__The problem__
List each line in which the string "this" appears.
┌──
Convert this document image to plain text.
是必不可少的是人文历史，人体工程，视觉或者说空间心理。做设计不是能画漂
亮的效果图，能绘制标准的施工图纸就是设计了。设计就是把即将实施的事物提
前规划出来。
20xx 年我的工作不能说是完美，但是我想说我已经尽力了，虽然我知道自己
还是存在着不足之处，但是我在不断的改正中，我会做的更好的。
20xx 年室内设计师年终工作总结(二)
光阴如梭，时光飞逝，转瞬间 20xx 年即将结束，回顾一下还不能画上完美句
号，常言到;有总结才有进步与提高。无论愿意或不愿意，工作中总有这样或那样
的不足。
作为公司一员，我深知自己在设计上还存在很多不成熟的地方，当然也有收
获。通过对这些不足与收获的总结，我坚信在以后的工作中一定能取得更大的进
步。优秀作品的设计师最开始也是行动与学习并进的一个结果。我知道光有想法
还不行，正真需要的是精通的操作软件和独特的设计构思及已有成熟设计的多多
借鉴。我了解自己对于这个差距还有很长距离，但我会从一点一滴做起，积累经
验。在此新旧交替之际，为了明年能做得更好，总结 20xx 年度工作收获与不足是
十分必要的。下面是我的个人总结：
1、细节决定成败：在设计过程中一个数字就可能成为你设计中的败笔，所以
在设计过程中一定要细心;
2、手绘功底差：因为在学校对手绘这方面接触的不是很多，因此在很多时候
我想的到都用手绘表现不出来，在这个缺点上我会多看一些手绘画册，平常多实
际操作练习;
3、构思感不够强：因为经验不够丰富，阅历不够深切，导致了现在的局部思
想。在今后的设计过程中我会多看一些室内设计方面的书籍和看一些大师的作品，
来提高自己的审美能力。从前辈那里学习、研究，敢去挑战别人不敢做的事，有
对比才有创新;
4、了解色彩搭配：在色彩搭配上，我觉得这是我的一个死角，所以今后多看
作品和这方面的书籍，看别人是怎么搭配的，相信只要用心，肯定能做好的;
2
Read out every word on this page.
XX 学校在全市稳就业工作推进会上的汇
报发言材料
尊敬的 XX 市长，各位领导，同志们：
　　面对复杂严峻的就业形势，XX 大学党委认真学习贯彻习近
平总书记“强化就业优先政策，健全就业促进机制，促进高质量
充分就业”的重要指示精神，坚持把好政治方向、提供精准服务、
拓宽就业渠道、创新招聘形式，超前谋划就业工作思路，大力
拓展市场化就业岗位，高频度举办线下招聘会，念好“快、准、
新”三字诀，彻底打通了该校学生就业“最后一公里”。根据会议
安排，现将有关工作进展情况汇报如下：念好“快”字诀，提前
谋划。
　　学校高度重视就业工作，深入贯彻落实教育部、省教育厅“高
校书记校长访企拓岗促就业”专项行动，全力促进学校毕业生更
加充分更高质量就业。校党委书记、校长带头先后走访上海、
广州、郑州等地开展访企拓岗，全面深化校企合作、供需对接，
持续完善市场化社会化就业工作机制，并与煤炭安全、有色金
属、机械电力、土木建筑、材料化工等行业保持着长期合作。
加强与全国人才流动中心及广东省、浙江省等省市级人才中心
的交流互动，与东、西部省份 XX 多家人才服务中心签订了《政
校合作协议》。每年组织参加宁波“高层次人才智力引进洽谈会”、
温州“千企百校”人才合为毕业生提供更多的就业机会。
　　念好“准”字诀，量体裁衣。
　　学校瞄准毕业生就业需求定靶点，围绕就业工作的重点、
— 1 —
└──
__Task output__
Convert this document image to plain text.
Read out every word on this page.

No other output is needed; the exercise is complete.